## Task objective
Take each line of the records below that contains the string "Longitudinal" and copy it.

## Information given
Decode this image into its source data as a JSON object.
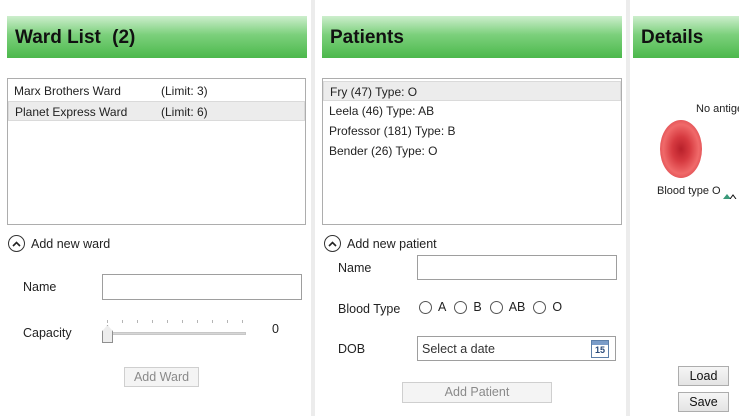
{
  "ward_panel": {
    "title": "Ward List",
    "count": "(2)",
    "wards": [
      {
        "name": "Marx Brothers Ward",
        "limit": "(Limit: 3)"
      },
      {
        "name": "Planet Express Ward",
        "limit": "(Limit: 6)"
      }
    ],
    "add_expander_label": "Add new ward",
    "name_label": "Name",
    "name_value": "",
    "capacity_label": "Capacity",
    "capacity_value": "0",
    "add_button_label": "Add Ward"
  },
  "patients_panel": {
    "title": "Patients",
    "patients": [
      {
        "text": "Fry (47) Type: O"
      },
      {
        "text": "Leela (46) Type: AB"
      },
      {
        "text": "Professor (181) Type: B"
      },
      {
        "text": "Bender (26) Type: O"
      }
    ],
    "add_expander_label": "Add new patient",
    "name_label": "Name",
    "name_value": "",
    "blood_type_label": "Blood Type",
    "blood_types": [
      "A",
      "B",
      "AB",
      "O"
    ],
    "dob_label": "DOB",
    "dob_placeholder": "Select a date",
    "calendar_day": "15",
    "add_button_label": "Add Patient"
  },
  "details_panel": {
    "title": "Details",
    "antigen_text": "No antige",
    "blood_type_text": "Blood type O",
    "load_button_label": "Load",
    "save_button_label": "Save"
  }
}
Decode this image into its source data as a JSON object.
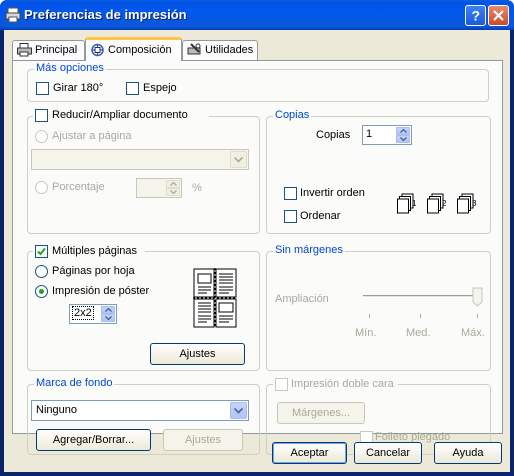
{
  "window": {
    "title": "Preferencias de impresión"
  },
  "tabs": [
    {
      "label": "Principal",
      "icon": "printer-icon"
    },
    {
      "label": "Composición",
      "icon": "layout-icon",
      "active": true
    },
    {
      "label": "Utilidades",
      "icon": "tools-icon"
    }
  ],
  "mas_opciones": {
    "title": "Más opciones",
    "girar": "Girar 180°",
    "espejo": "Espejo"
  },
  "reducir": {
    "title": "Reducir/Ampliar documento",
    "ajustar": "Ajustar a página",
    "porcentaje": "Porcentaje",
    "percent_sign": "%"
  },
  "copias": {
    "title": "Copias",
    "label": "Copias",
    "value": "1",
    "invertir": "Invertir orden",
    "ordenar": "Ordenar",
    "collate_icon": "collate-pages-icon",
    "collate_numbers": [
      "1",
      "2",
      "3"
    ]
  },
  "multiples": {
    "title": "Múltiples páginas",
    "checked": true,
    "paginas_por_hoja": "Páginas por hoja",
    "poster": "Impresión de póster",
    "poster_selected": true,
    "poster_value": "2x2",
    "ajustes": "Ajustes",
    "preview_icon": "poster-preview-icon"
  },
  "sin_margenes": {
    "title": "Sin márgenes",
    "ampliacion": "Ampliación",
    "slider_labels": [
      "Mín.",
      "Med.",
      "Máx."
    ],
    "slider_level": "Máx."
  },
  "marca_fondo": {
    "title": "Marca de fondo",
    "value": "Ninguno",
    "agregar": "Agregar/Borrar...",
    "ajustes": "Ajustes"
  },
  "doble_cara": {
    "title": "Impresión doble cara",
    "margenes": "Márgenes...",
    "folleto": "Folleto plegado"
  },
  "buttons": {
    "aceptar": "Aceptar",
    "cancelar": "Cancelar",
    "ayuda": "Ayuda"
  }
}
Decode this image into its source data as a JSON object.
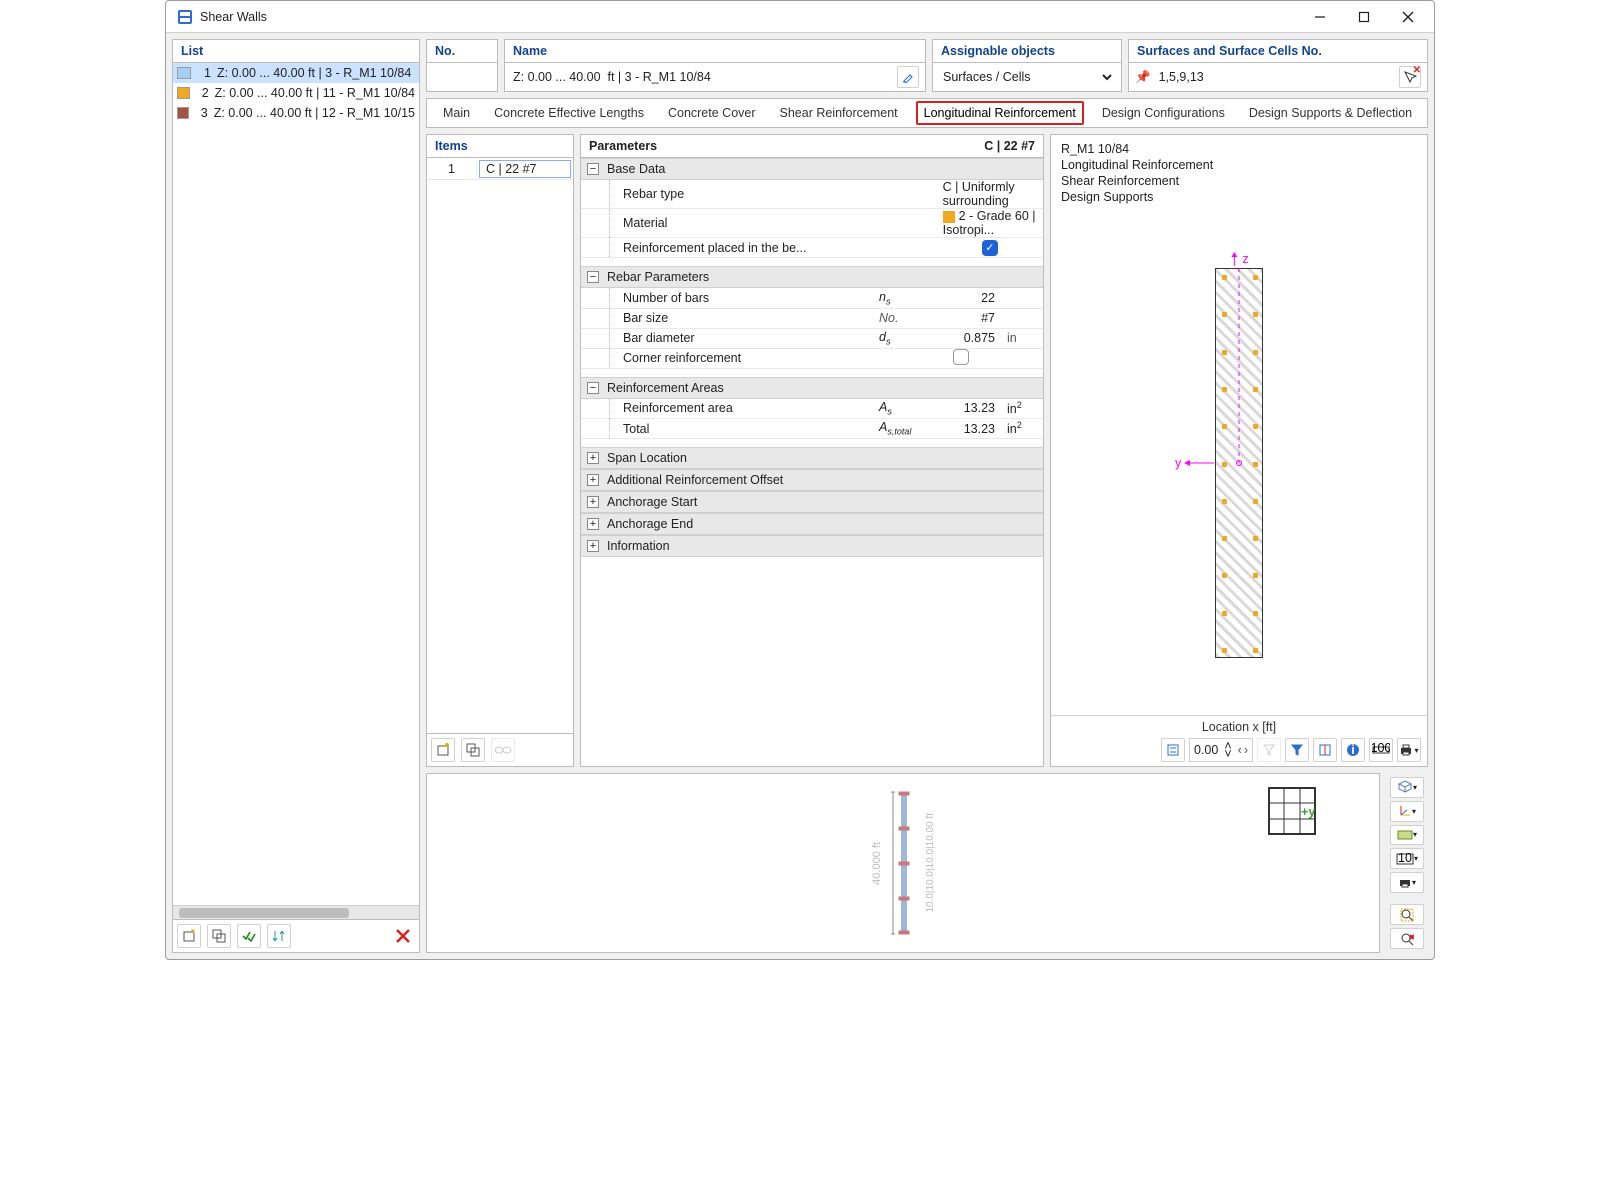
{
  "window_title": "Shear Walls",
  "list": {
    "heading": "List",
    "items": [
      {
        "idx": "1",
        "swatch": "#a7cff3",
        "label": "Z: 0.00 ... 40.00 ft | 3 - R_M1 10/84",
        "selected": true
      },
      {
        "idx": "2",
        "swatch": "#f0a821",
        "label": "Z: 0.00 ... 40.00 ft | 11 - R_M1 10/84",
        "selected": false
      },
      {
        "idx": "3",
        "swatch": "#a15242",
        "label": "Z: 0.00 ... 40.00 ft | 12 - R_M1 10/15",
        "selected": false
      }
    ]
  },
  "head": {
    "no_label": "No.",
    "no_value": "",
    "name_label": "Name",
    "name_value": "Z: 0.00 ... 40.00  ft | 3 - R_M1 10/84",
    "assign_label": "Assignable objects",
    "assign_value": "Surfaces / Cells",
    "surf_label": "Surfaces and Surface Cells No.",
    "surf_value": "1,5,9,13"
  },
  "tabs": [
    "Main",
    "Concrete Effective Lengths",
    "Concrete Cover",
    "Shear Reinforcement",
    "Longitudinal Reinforcement",
    "Design Configurations",
    "Design Supports & Deflection"
  ],
  "active_tab": "Longitudinal Reinforcement",
  "items_pane": {
    "heading": "Items",
    "rows": [
      {
        "idx": "1",
        "val": "C | 22 #7"
      }
    ]
  },
  "params": {
    "heading": "Parameters",
    "heading_right": "C | 22 #7",
    "groups": {
      "base": {
        "title": "Base Data",
        "rebar_type_label": "Rebar type",
        "rebar_type_value": "C | Uniformly surrounding",
        "material_label": "Material",
        "material_value": "2 - Grade 60 | Isotropi...",
        "rein_placed_label": "Reinforcement placed in the be...",
        "rein_placed_checked": true
      },
      "rebar": {
        "title": "Rebar Parameters",
        "nbars_label": "Number of bars",
        "nbars_sym": "n",
        "nbars_sub": "s",
        "nbars_val": "22",
        "bsize_label": "Bar size",
        "bsize_sym": "No.",
        "bsize_val": "#7",
        "bdiam_label": "Bar diameter",
        "bdiam_sym": "d",
        "bdiam_sub": "s",
        "bdiam_val": "0.875",
        "bdiam_unit": "in",
        "corner_label": "Corner reinforcement",
        "corner_checked": false
      },
      "areas": {
        "title": "Reinforcement Areas",
        "area_label": "Reinforcement area",
        "area_sym": "A",
        "area_sub": "s",
        "area_val": "13.23",
        "area_unit": "in²",
        "total_label": "Total",
        "total_sym": "A",
        "total_sub": "s,total",
        "total_val": "13.23",
        "total_unit": "in²"
      }
    },
    "collapsed": [
      "Span Location",
      "Additional Reinforcement Offset",
      "Anchorage Start",
      "Anchorage End",
      "Information"
    ]
  },
  "preview": {
    "lines": [
      "R_M1 10/84",
      "Longitudinal Reinforcement",
      "Shear Reinforcement",
      "Design Supports"
    ],
    "axis_z": "z",
    "axis_y": "y",
    "location_label": "Location x [ft]",
    "location_value": "0.00"
  },
  "bottom": {
    "height_label": "40.000 ft",
    "spans": "10.0|10.0|10.0|10.00 ft",
    "nav_y": "y"
  }
}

## Task response
    "Longitudinal Reinforcement",
  "active_tab": "Longitudinal Reinforcement",
      "Longitudinal Reinforcement",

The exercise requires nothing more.